**Set exercise**
Extract each line bearing the word "Heliocentric".
■ ■ ■ ■ ■ ■ ■
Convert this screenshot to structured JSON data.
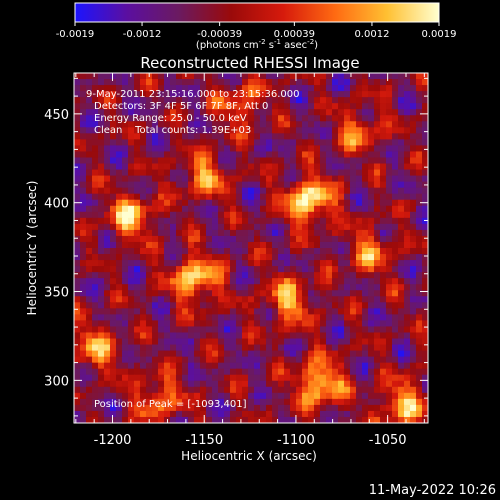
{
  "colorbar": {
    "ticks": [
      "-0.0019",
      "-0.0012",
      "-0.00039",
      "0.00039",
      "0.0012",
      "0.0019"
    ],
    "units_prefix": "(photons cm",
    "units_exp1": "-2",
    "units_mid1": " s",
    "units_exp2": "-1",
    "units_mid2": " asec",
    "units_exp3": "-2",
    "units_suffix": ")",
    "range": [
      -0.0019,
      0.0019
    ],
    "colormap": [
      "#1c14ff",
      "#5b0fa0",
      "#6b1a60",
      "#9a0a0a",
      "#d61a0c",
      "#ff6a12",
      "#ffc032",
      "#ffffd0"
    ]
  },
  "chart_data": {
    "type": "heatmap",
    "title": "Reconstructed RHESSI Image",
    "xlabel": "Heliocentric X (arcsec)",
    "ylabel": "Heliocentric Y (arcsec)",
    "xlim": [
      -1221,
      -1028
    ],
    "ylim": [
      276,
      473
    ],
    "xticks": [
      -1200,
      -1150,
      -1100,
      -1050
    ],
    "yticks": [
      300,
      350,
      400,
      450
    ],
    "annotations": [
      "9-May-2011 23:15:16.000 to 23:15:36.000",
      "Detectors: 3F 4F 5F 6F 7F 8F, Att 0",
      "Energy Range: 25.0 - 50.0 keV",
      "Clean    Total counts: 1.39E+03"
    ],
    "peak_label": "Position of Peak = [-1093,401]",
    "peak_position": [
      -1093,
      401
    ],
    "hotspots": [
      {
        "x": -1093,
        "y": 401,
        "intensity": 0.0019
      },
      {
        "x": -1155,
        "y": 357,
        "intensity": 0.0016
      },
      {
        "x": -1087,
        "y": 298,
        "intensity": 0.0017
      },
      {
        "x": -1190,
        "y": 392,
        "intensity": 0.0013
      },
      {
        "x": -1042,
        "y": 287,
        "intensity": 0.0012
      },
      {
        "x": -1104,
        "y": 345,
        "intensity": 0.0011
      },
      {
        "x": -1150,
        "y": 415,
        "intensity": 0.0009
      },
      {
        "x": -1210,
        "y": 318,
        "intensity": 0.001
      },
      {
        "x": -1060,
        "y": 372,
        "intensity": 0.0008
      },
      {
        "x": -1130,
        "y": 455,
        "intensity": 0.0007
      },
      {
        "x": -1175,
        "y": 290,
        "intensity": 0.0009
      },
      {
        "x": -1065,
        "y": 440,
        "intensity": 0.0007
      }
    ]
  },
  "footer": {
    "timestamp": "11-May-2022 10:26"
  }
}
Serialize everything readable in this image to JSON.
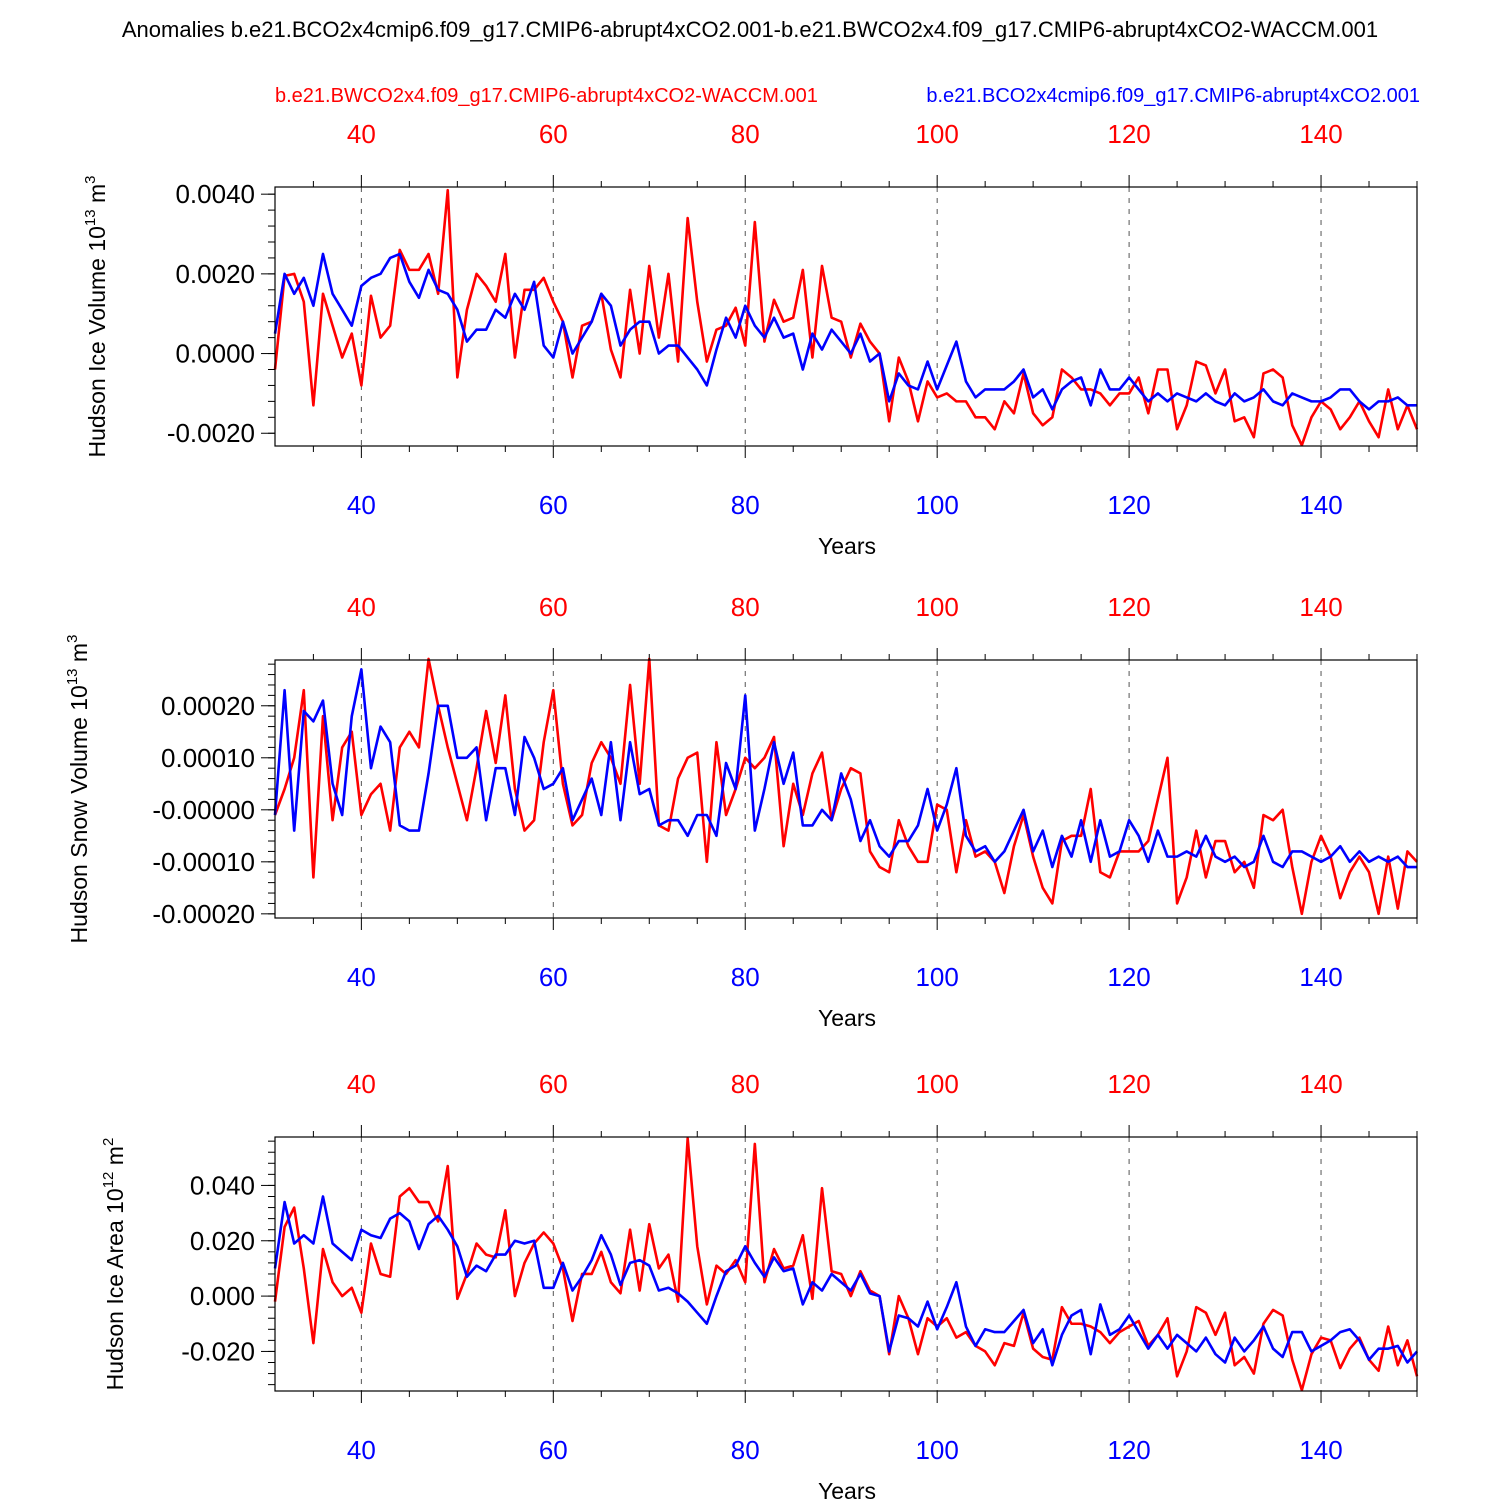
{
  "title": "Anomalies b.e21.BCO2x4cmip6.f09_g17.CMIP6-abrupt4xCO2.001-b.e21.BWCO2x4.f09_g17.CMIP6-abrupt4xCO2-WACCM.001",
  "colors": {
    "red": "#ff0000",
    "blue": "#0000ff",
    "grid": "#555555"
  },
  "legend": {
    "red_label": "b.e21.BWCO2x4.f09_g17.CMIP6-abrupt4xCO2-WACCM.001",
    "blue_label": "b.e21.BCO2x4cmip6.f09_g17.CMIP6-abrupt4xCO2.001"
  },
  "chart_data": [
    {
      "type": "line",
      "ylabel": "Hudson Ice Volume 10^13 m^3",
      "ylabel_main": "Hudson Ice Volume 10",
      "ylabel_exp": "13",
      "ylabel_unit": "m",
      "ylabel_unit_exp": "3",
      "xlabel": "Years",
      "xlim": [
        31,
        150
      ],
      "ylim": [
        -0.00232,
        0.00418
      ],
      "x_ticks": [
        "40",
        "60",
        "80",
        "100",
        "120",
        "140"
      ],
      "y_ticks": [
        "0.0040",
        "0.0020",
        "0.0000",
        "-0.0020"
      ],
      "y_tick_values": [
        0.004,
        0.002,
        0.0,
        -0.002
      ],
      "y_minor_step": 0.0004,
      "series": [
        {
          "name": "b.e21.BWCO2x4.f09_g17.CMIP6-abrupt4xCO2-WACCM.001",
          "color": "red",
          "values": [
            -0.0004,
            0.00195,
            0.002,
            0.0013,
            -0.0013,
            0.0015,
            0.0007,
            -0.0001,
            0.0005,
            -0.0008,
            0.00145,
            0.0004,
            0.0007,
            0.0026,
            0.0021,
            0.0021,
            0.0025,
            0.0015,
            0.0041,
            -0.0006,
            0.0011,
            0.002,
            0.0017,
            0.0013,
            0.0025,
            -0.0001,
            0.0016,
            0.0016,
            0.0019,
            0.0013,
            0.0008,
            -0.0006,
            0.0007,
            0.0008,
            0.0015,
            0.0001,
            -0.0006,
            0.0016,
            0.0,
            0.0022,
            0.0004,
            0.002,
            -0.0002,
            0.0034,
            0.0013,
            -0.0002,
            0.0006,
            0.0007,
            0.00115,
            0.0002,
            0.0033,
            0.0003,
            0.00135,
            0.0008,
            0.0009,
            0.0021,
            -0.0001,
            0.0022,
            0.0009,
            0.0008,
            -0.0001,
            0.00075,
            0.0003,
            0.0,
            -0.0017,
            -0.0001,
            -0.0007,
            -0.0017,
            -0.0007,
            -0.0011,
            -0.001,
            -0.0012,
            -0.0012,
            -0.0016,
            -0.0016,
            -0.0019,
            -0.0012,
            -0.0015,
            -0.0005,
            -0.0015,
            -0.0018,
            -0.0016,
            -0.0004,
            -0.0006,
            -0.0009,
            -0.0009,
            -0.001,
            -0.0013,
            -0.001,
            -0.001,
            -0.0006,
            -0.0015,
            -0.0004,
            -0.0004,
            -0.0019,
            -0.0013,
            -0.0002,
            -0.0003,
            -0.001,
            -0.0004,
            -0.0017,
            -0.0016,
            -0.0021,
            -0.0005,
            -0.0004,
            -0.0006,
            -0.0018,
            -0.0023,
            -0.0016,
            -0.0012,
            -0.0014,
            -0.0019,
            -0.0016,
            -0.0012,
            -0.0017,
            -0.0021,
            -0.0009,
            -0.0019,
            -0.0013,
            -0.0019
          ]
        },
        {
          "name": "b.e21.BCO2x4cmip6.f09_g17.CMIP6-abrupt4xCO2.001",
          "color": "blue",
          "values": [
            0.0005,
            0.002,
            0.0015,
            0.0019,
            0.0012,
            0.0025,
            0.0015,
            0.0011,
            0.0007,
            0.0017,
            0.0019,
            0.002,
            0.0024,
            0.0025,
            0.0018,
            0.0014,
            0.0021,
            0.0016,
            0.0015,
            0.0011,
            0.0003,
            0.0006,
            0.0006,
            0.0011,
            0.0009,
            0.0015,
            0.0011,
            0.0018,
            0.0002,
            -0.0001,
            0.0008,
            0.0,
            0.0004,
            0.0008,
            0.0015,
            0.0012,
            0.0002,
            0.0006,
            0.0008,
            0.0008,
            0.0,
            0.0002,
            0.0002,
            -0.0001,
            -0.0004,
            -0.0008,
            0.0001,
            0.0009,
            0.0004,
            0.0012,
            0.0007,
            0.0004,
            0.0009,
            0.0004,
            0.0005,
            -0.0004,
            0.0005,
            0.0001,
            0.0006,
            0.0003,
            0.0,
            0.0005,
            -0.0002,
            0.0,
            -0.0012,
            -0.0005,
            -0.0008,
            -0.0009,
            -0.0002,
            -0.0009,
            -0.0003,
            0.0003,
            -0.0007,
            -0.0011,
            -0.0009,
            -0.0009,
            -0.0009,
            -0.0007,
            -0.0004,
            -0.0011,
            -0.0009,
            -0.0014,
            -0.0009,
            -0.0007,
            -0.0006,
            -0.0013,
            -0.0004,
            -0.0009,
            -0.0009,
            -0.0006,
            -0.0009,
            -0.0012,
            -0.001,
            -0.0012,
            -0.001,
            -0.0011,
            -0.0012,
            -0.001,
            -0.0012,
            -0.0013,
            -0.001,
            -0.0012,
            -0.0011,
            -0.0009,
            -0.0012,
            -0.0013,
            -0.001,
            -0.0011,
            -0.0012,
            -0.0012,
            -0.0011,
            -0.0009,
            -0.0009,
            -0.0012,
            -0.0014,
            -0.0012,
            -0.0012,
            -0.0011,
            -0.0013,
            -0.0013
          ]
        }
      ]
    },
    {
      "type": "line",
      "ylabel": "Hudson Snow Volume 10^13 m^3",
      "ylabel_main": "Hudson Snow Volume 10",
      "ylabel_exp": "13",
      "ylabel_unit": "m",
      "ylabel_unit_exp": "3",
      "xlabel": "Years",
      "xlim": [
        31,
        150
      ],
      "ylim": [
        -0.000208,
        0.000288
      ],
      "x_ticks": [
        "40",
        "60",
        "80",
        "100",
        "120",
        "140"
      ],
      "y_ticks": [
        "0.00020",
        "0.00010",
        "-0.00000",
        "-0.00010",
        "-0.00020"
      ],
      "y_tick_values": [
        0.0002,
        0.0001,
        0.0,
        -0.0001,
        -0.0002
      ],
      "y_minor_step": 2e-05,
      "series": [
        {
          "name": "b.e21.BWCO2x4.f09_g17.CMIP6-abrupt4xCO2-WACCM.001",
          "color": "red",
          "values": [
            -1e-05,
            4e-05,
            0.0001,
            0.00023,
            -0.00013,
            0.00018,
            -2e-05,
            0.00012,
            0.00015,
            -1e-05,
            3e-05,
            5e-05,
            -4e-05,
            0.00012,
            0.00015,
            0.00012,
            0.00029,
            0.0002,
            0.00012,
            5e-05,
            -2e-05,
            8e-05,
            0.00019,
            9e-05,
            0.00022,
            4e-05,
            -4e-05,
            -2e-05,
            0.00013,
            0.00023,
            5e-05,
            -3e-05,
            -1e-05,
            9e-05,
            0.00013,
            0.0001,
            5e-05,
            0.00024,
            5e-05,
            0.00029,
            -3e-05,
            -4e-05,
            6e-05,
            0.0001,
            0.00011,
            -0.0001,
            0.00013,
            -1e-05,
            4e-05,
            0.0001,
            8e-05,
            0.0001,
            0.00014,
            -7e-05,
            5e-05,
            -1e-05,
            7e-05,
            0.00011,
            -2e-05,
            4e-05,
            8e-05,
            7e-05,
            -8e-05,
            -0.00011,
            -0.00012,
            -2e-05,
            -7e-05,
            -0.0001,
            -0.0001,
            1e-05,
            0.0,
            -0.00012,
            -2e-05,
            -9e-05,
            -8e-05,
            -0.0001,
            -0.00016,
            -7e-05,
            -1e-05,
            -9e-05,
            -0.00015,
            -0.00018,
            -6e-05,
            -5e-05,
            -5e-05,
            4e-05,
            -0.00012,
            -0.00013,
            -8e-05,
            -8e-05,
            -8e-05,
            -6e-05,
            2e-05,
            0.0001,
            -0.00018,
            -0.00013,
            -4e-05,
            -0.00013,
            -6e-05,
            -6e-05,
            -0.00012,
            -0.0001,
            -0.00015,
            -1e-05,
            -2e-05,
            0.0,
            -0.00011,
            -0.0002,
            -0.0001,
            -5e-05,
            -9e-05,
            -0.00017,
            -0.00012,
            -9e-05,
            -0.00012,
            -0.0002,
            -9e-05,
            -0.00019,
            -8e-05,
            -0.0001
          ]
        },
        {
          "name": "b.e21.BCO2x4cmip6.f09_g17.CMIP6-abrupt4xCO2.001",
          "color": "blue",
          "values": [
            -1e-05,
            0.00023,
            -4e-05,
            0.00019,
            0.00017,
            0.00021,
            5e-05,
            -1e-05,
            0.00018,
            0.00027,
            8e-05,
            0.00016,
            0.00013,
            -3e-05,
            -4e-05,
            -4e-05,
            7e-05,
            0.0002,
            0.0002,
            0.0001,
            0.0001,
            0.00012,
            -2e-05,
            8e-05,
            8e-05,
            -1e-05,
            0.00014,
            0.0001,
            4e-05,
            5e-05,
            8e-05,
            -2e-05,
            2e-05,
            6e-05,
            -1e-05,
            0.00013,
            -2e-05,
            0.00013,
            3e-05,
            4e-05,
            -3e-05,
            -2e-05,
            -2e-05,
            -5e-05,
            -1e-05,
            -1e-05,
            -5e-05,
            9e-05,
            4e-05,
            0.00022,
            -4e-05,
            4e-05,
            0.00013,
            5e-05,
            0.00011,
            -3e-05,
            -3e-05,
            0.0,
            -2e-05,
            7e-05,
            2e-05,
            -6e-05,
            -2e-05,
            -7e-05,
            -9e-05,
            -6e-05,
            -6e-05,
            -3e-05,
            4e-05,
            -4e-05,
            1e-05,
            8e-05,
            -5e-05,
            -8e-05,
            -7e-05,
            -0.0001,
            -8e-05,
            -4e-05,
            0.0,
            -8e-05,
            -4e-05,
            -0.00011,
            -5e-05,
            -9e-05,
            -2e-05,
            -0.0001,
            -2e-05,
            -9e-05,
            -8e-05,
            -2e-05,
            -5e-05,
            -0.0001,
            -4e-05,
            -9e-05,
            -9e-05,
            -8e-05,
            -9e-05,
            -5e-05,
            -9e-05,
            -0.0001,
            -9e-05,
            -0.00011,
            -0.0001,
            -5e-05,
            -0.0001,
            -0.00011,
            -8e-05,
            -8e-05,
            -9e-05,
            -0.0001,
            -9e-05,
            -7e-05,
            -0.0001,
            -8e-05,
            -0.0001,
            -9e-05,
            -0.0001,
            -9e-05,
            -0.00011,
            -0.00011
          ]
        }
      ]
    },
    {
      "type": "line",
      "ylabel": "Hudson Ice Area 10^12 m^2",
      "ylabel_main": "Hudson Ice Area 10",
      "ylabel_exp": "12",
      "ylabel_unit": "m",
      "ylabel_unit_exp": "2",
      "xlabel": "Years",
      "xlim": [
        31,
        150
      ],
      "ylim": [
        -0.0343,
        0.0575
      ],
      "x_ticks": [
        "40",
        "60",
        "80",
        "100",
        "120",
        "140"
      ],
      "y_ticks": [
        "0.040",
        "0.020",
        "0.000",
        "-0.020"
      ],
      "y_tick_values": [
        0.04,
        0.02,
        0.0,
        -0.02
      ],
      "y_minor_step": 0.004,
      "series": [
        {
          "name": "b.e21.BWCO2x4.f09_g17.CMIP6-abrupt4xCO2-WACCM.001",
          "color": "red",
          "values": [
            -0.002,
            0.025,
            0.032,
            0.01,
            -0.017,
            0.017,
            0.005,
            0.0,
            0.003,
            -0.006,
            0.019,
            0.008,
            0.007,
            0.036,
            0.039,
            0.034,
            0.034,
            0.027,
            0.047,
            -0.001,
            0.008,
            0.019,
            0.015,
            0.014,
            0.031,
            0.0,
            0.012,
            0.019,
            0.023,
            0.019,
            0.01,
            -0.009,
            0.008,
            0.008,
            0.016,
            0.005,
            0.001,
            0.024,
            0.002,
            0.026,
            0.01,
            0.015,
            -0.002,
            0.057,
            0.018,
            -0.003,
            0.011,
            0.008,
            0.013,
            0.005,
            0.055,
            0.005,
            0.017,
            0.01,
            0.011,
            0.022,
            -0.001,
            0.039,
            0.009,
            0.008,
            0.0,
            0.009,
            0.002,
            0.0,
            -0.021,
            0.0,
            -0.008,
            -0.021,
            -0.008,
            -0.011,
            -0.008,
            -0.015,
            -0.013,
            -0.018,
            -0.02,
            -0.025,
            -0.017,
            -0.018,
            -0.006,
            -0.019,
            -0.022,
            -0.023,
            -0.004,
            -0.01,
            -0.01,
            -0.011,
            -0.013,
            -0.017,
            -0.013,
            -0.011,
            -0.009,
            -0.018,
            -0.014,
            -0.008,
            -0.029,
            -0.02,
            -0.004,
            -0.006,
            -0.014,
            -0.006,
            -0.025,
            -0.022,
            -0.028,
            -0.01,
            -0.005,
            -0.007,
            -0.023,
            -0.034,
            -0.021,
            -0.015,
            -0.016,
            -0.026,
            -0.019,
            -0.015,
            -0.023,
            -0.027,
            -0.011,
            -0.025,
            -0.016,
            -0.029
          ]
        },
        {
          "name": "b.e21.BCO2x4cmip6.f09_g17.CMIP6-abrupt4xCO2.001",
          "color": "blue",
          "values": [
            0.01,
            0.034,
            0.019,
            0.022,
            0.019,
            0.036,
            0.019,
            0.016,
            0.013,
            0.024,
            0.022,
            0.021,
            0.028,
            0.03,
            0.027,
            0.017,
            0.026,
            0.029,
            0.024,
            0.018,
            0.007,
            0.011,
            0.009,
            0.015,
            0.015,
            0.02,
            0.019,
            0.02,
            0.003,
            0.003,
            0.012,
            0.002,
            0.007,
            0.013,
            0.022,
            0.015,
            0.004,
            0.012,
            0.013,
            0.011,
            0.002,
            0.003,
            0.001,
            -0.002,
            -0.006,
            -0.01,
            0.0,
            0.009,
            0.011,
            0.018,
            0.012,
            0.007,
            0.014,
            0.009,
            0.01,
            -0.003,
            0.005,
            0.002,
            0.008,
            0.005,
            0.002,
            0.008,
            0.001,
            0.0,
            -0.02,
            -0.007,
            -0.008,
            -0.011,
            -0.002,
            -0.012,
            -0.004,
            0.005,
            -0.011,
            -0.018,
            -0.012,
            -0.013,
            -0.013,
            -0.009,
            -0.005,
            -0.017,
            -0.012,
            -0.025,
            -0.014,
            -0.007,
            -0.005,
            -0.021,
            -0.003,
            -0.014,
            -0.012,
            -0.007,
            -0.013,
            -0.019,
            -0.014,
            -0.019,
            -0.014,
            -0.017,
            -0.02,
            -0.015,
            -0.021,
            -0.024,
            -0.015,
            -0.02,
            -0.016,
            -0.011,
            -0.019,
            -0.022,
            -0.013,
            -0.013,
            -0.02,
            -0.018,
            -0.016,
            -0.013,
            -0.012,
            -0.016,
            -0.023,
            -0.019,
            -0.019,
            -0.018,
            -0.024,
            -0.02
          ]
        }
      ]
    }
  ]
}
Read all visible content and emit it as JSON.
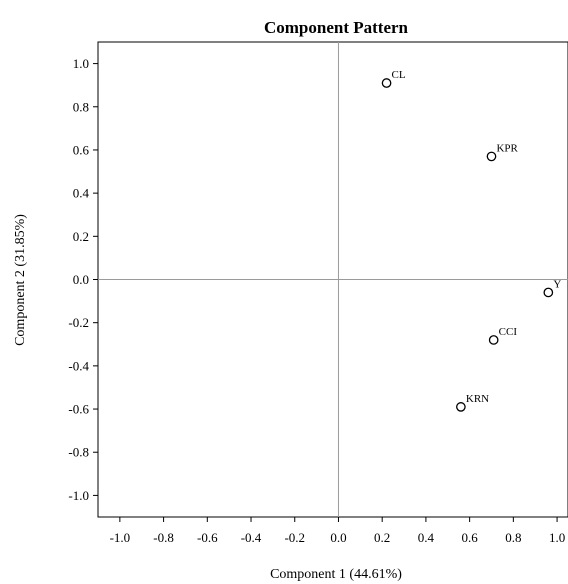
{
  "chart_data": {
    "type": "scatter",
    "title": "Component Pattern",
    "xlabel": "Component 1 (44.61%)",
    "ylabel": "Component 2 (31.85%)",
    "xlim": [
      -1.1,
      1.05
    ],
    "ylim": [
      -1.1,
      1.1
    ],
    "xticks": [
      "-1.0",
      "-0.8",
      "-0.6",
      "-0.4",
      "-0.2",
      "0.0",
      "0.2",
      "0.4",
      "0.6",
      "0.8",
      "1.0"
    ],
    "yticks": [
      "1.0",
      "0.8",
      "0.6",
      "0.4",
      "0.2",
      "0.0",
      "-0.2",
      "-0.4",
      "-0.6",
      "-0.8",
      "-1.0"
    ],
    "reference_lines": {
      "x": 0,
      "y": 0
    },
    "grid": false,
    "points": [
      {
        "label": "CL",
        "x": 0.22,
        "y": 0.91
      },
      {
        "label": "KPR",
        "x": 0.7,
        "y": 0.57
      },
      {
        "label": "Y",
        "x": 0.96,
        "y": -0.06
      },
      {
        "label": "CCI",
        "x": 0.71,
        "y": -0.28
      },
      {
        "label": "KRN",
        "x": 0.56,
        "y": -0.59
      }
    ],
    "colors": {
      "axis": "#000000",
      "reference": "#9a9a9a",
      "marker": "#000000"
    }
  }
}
■ ■ ■ ■ ■ ■ ■
**Final answer**
    "xlabel": "Heliocentric X (arcsec)",
    "ylabel": "Heliocentric Y (arcsec)",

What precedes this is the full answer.